Your task: Could you quote the rows word for word, from the very start through the one containing "680, 348, 703]", including both ends?

[BEGIN Provided information]

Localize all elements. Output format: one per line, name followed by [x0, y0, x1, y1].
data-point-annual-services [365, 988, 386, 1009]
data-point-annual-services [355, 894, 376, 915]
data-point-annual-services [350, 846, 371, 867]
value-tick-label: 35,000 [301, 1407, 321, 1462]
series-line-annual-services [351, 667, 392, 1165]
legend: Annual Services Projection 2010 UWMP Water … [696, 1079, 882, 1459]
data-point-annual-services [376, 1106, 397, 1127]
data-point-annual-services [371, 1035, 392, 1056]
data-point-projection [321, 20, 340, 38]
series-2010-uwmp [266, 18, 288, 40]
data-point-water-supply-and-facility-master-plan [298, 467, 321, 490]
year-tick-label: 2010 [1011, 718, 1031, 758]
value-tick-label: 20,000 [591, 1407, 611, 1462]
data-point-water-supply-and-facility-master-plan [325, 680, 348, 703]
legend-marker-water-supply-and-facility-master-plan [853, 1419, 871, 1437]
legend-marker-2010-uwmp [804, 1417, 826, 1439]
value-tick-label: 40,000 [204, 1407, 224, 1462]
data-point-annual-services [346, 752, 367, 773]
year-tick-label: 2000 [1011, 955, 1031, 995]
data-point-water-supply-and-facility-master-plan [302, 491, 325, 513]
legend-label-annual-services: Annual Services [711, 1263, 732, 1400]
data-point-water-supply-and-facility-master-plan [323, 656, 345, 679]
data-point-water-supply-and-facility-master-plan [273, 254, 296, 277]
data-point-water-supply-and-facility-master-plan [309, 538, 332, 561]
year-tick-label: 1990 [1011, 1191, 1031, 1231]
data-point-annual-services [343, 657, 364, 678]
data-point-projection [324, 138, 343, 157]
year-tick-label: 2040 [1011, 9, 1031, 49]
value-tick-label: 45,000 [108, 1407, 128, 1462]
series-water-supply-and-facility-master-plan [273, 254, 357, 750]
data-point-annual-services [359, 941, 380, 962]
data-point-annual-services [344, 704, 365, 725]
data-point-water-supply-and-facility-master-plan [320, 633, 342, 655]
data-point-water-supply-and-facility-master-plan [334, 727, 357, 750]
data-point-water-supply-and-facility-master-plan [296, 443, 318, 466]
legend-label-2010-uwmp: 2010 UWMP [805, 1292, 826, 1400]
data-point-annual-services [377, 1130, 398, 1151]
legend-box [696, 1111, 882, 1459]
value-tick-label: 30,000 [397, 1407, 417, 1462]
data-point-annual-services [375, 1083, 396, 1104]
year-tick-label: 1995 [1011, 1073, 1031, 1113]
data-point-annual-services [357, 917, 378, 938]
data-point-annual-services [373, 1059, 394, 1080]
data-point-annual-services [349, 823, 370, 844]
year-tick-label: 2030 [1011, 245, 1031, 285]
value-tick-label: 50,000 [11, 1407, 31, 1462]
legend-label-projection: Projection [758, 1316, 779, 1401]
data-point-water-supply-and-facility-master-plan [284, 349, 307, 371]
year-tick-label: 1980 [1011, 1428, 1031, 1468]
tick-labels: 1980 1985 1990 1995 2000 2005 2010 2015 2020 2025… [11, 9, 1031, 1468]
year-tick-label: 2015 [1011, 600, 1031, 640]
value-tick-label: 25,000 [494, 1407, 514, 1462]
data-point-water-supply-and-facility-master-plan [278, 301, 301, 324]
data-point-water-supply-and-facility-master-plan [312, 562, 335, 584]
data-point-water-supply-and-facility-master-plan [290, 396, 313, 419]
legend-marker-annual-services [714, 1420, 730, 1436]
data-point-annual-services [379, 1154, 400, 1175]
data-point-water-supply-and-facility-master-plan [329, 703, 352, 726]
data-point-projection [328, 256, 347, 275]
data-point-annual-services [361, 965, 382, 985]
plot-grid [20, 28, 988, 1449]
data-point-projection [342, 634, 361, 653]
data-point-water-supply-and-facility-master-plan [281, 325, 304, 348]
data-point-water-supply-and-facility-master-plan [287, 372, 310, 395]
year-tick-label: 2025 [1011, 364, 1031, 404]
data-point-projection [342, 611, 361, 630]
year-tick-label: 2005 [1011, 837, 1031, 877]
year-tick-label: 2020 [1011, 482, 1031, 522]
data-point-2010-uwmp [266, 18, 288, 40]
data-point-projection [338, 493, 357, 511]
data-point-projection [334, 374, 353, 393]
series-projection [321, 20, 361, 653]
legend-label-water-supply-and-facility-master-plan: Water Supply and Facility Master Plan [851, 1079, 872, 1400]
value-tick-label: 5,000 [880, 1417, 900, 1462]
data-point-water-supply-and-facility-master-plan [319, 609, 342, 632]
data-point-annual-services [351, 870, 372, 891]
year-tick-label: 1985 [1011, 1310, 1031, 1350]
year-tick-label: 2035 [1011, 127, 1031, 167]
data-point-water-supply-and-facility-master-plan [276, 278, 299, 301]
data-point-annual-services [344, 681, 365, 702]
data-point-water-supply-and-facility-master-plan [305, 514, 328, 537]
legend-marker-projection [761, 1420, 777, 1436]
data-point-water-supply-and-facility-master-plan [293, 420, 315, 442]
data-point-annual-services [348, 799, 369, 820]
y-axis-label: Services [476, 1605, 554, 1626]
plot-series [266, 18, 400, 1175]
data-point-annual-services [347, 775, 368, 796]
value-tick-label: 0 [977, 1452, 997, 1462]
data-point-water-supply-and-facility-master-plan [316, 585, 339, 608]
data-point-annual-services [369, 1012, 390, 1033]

[END Provided information]

Result for this task:
Localize all elements. Output format: one per line, name followed by [x0, y0, x1, y1].
data-point-annual-services [365, 988, 386, 1009]
data-point-annual-services [355, 894, 376, 915]
data-point-annual-services [350, 846, 371, 867]
value-tick-label: 35,000 [301, 1407, 321, 1462]
series-line-annual-services [351, 667, 392, 1165]
legend: Annual Services Projection 2010 UWMP Water … [696, 1079, 882, 1459]
data-point-annual-services [376, 1106, 397, 1127]
data-point-annual-services [371, 1035, 392, 1056]
data-point-projection [321, 20, 340, 38]
series-2010-uwmp [266, 18, 288, 40]
data-point-water-supply-and-facility-master-plan [298, 467, 321, 490]
year-tick-label: 2010 [1011, 718, 1031, 758]
value-tick-label: 20,000 [591, 1407, 611, 1462]
data-point-water-supply-and-facility-master-plan [325, 680, 348, 703]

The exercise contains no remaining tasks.